───── Records shown

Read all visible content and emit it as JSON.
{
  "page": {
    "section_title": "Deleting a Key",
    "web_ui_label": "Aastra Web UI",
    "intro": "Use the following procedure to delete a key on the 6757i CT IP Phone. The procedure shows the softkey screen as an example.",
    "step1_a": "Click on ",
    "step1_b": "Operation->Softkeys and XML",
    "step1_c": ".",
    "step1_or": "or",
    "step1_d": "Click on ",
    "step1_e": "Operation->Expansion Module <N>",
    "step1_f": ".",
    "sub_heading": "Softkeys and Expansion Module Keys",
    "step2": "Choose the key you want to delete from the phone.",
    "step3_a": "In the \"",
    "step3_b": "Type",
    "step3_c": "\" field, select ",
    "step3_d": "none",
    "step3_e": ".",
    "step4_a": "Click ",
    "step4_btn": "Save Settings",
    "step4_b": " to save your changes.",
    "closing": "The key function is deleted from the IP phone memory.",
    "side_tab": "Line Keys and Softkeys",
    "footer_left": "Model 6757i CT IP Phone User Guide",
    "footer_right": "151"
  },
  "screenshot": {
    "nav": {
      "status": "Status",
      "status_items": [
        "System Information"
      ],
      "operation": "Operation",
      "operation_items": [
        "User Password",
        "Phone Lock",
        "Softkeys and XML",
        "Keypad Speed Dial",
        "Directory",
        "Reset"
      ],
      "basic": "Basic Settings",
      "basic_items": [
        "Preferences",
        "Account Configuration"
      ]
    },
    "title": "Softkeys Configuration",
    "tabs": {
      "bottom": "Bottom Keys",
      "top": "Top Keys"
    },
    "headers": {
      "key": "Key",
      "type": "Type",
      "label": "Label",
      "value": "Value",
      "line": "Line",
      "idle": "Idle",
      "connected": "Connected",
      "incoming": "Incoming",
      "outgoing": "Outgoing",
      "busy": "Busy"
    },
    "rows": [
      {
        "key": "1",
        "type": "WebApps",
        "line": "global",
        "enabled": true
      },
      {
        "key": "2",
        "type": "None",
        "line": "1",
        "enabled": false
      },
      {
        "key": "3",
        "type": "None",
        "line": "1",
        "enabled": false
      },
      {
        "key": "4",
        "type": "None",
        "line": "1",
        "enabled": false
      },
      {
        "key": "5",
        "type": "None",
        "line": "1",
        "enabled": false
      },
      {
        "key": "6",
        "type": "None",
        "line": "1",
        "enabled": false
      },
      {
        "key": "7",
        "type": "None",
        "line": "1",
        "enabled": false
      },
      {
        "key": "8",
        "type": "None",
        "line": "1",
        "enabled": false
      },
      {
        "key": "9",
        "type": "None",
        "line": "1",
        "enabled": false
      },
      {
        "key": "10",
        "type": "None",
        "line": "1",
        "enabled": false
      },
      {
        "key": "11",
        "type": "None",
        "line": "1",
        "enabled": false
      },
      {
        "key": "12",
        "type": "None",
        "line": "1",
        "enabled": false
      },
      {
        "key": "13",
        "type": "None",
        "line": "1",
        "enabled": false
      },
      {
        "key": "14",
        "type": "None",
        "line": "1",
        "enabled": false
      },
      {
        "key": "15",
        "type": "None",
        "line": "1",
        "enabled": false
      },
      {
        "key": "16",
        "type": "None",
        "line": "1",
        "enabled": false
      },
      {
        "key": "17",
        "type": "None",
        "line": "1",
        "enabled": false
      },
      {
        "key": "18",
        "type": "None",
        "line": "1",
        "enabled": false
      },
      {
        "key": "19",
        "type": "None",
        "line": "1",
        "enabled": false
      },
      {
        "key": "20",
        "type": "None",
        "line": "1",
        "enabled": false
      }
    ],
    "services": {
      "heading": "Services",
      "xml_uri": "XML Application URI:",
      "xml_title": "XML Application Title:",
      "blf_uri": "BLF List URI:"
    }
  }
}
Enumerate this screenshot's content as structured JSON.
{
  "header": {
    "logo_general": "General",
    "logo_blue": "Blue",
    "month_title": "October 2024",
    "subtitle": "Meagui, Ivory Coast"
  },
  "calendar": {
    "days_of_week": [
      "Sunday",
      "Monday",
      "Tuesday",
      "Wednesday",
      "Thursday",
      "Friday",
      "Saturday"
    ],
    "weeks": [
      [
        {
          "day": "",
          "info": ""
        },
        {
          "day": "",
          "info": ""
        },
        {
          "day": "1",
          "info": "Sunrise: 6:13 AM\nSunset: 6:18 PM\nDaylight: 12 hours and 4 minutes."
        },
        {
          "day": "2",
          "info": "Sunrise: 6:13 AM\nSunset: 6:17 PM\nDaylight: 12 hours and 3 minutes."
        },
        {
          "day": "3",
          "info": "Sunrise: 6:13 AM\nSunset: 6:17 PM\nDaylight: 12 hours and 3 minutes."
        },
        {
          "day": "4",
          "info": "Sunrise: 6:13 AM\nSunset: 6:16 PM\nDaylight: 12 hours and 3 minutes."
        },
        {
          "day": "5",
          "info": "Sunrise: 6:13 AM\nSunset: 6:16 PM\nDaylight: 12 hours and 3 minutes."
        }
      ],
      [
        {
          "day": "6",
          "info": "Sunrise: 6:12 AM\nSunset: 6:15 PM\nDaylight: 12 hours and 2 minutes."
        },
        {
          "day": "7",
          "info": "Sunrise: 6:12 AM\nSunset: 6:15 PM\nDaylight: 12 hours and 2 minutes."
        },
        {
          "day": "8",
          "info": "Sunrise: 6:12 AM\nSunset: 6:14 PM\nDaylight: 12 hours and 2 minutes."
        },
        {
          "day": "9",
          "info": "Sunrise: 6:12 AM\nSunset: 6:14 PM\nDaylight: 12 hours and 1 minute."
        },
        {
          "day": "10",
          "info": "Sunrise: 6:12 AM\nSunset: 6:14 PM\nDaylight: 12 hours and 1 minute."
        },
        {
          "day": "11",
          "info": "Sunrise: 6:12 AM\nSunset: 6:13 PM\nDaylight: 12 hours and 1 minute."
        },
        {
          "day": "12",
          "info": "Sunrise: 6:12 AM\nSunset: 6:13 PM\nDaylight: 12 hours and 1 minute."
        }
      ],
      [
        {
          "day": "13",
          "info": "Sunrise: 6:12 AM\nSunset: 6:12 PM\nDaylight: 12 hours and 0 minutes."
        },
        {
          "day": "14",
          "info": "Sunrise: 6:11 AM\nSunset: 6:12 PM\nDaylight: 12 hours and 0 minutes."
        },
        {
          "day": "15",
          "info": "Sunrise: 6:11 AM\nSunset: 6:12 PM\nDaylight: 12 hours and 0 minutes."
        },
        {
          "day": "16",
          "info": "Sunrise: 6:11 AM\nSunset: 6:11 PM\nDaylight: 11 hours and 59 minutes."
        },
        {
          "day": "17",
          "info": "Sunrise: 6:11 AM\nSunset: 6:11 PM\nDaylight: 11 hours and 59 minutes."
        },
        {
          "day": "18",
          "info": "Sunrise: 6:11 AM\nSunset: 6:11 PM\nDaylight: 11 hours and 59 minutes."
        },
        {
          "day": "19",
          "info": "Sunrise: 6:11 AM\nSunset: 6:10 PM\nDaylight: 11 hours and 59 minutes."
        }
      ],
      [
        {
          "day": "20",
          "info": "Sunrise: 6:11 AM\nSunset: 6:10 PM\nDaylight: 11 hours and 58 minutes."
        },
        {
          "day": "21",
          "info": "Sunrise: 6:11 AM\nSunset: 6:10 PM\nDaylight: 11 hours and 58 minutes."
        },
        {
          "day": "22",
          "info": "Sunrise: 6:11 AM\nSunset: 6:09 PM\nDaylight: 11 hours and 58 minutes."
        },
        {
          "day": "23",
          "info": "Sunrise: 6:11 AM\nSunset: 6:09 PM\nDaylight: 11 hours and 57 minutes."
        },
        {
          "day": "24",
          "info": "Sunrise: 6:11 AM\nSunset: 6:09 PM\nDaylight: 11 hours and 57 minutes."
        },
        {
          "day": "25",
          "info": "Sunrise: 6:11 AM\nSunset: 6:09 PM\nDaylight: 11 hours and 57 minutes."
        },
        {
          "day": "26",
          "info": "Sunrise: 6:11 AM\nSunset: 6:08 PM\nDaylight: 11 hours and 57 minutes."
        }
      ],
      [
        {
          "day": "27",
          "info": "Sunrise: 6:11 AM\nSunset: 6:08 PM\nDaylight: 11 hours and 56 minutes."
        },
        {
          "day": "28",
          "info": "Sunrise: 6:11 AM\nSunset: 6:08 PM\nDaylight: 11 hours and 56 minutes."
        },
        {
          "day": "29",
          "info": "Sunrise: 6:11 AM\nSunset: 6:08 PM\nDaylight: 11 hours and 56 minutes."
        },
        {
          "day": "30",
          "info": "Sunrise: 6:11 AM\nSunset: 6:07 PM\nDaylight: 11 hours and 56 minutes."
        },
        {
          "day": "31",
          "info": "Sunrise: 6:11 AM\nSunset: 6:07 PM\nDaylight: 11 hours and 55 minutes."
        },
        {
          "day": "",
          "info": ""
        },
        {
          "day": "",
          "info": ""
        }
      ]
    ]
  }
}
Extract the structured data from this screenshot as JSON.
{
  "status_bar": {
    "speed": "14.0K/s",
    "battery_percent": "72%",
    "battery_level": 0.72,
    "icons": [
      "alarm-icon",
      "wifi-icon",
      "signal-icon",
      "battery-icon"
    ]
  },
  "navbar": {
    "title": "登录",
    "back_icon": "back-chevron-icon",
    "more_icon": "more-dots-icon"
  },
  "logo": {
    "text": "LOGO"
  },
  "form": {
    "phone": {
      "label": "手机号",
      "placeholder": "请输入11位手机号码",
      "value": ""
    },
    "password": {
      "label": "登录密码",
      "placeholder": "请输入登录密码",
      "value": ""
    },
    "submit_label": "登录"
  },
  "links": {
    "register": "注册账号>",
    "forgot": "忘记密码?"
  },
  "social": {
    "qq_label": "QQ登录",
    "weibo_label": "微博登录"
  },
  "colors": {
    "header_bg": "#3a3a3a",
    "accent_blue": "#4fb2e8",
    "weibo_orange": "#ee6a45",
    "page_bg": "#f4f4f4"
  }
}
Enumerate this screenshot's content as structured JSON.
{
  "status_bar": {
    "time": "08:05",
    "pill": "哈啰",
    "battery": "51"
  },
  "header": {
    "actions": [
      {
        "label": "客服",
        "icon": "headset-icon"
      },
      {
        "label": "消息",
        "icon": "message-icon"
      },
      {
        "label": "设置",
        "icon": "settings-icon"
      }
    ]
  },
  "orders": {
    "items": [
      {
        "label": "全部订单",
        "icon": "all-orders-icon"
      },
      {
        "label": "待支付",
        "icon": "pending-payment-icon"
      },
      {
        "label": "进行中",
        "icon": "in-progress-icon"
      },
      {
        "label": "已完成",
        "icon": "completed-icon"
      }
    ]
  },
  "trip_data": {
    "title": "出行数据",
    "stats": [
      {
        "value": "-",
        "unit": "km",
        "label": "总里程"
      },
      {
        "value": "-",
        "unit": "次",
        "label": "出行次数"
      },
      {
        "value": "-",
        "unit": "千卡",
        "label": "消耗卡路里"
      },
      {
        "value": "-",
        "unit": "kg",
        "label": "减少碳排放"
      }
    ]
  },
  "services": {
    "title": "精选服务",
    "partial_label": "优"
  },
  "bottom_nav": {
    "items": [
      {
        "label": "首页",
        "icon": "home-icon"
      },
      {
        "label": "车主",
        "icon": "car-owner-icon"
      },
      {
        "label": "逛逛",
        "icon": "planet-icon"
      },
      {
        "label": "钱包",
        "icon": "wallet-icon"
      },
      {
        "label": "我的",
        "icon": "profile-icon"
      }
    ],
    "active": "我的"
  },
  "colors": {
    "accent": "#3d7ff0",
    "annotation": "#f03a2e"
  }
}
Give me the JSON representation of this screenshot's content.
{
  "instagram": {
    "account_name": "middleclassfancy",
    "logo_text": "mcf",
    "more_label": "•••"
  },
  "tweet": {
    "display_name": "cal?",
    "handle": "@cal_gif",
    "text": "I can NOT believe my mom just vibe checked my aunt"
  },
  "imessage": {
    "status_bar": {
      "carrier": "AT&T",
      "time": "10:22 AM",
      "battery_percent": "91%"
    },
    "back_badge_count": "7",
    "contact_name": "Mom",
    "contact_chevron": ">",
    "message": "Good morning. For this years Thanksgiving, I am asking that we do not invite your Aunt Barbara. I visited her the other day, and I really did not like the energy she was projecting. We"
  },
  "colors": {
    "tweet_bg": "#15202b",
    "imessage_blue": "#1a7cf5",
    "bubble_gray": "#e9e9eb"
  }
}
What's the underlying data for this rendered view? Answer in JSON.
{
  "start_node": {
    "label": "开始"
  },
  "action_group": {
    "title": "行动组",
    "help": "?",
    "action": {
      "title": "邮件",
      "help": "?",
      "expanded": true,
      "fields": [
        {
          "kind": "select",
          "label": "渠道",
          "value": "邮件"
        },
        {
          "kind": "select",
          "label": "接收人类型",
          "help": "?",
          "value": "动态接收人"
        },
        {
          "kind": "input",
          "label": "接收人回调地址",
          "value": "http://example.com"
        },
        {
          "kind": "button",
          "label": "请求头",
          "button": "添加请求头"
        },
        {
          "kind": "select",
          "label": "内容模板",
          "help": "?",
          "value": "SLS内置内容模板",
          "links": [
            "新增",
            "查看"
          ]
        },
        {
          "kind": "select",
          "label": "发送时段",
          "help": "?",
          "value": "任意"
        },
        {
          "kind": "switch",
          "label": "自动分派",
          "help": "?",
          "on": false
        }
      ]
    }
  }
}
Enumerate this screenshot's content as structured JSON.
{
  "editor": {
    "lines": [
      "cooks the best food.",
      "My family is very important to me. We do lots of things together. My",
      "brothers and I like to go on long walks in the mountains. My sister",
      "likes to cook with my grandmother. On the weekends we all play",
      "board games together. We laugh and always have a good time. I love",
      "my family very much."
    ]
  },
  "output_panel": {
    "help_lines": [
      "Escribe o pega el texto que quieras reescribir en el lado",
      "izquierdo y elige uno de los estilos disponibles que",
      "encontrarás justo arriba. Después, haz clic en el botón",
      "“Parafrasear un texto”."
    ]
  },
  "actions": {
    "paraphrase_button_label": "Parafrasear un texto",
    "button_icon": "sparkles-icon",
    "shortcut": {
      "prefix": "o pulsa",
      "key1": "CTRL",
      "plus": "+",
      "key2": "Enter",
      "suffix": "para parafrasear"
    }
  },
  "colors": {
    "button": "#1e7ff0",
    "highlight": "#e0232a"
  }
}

──────────

Report the number of lines in the entries above that include the word "Softkeys" and add nothing to it.

5